● Set problem
Find the lines with the string "Plate" and return them.

● Information supplied
★ ★ ★ ★
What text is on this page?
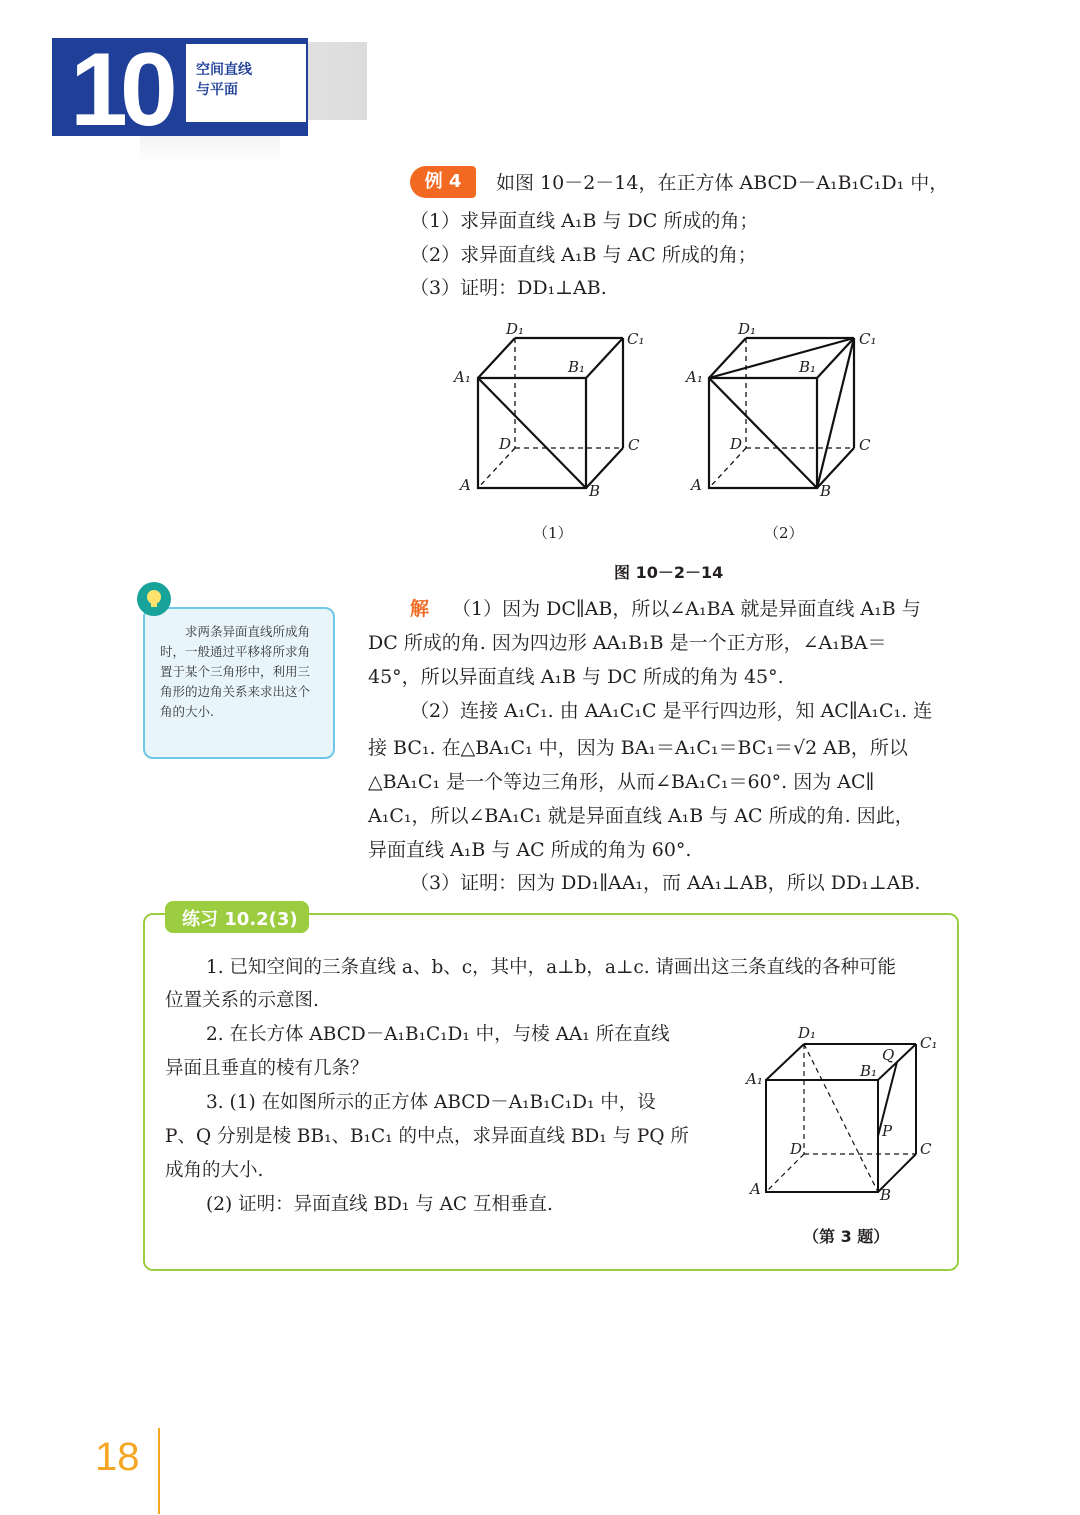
10 空间直线
与平面
例 4	如图 10－2－14，在正方体 ABCD－A₁B₁C₁D₁ 中，
（1）求异面直线 A₁B 与 DC 所成的角；
（2）求异面直线 A₁B 与 AC 所成的角；
（3）证明：DD₁⊥AB.
D₁
C₁
A₁
B₁
D	C
A	B
D₁
C₁
A₁
B₁
D	C
A	B
（1）	（2）
图 10－2－14
求两条异面直线所成角时，一般通过平移将所求角置于某个三角形中，利用三角形的边角关系来求出这个角的大小.
解 （1）因为 DC∥AB，所以∠A₁BA 就是异面直线 A₁B 与
DC 所成的角. 因为四边形 AA₁B₁B 是一个正方形，∠A₁BA＝
45°，所以异面直线 A₁B 与 DC 所成的角为 45°.
（2）连接 A₁C₁. 由 AA₁C₁C 是平行四边形，知 AC∥A₁C₁. 连
接 BC₁. 在△BA₁C₁ 中，因为 BA₁＝A₁C₁＝BC₁＝√2 AB，所以
△BA₁C₁ 是一个等边三角形，从而∠BA₁C₁＝60°. 因为 AC∥
A₁C₁，所以∠BA₁C₁ 就是异面直线 A₁B 与 AC 所成的角. 因此，
异面直线 A₁B 与 AC 所成的角为 60°.
（3）证明：因为 DD₁∥AA₁，而 AA₁⊥AB，所以 DD₁⊥AB.
练习 10.2(3)
1. 已知空间的三条直线 a、b、c，其中，a⊥b，a⊥c. 请画出这三条直线的各种可能
位置关系的示意图.
2. 在长方体 ABCD－A₁B₁C₁D₁ 中，与棱 AA₁ 所在直线
异面且垂直的棱有几条？
3. (1) 在如图所示的正方体 ABCD－A₁B₁C₁D₁ 中，设
P、Q 分别是棱 BB₁、B₁C₁ 的中点，求异面直线 BD₁ 与 PQ 所
成角的大小.
(2) 证明：异面直线 BD₁ 与 AC 互相垂直.
D₁
C₁
Q
B₁
A₁
P
D	C
A	B
（第 3 题）
18
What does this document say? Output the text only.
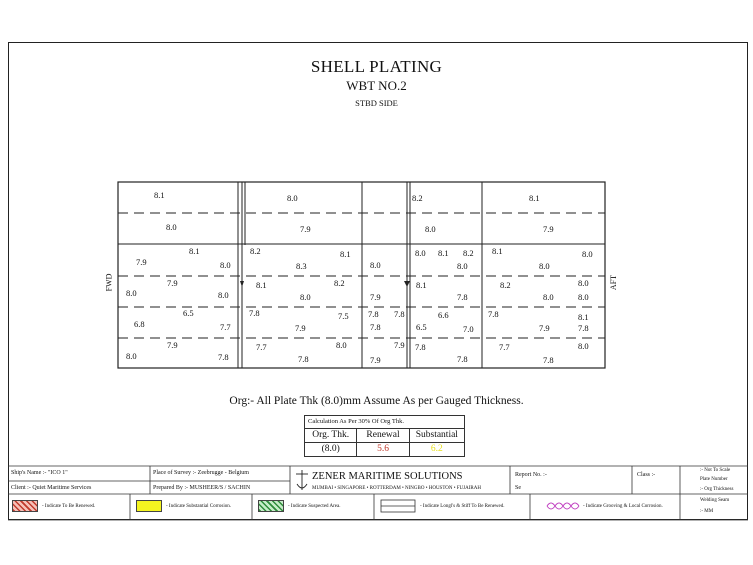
SHELL PLATING
WBT NO.2
STBD SIDE
FWD	AFT
8.1	8.0	8.2	8.1
8.0	7.9	8.0	7.9
8.1	8.2	8.1	8.0 8.1 8.2 8.1	8.0
7.9	8.0	8.3	8.0	8.0	8.0
7.9	8.1	8.2	8.1	8.2	8.0
8.0	8.0	8.0	7.9	7.8	8.0	8.0
6.5	7.8	7.5	7.8	6.6	7.8	8.1
6.8	7.7	7.9	7.8	6.5	7.0	7.9	7.8
7.9	7.7	8.0	7.8	7.7	8.0
8.0	7.8	7.8	7.9
7.9
7.8	7.8
7.8
Org:- All Plate Thk (8.0)mm Assume As per Gauged Thickness.
Calculation As Per 30% Of Org Thk.
Org. Thk.	Renewal	Substantial
(8.0)	5.6	6.2
Ship's Name :- "ICO 1"
Client :- Quiet Maritime Services
Place of Survey :- Zeebrugge - Belgium
Prepared By :- MUSHEER/S / SACHIN
ZENER MARITIME SOLUTIONS
MUMBAI • SINGAPORE • ROTTERDAM • NINGBO • HOUSTON • FUJAIRAH
Report No. :-
Se
Class :-
:- Not To Scale
Plate Number
:- Org Thickness
Welding Seam
:- MM
- Indicate To Be Renewed.	- Indicate Substantial Corrosion.	- Indicate Suspected Area.	- Indicate Longl's & Stiff To Be Renewed.	- Indicate Grooving & Local Corrosion.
★ ★ ★ ★
● Response to the task
Org:- All Plate Thk (8.0)mm Assume As per Gauged Thickness.
Plate Number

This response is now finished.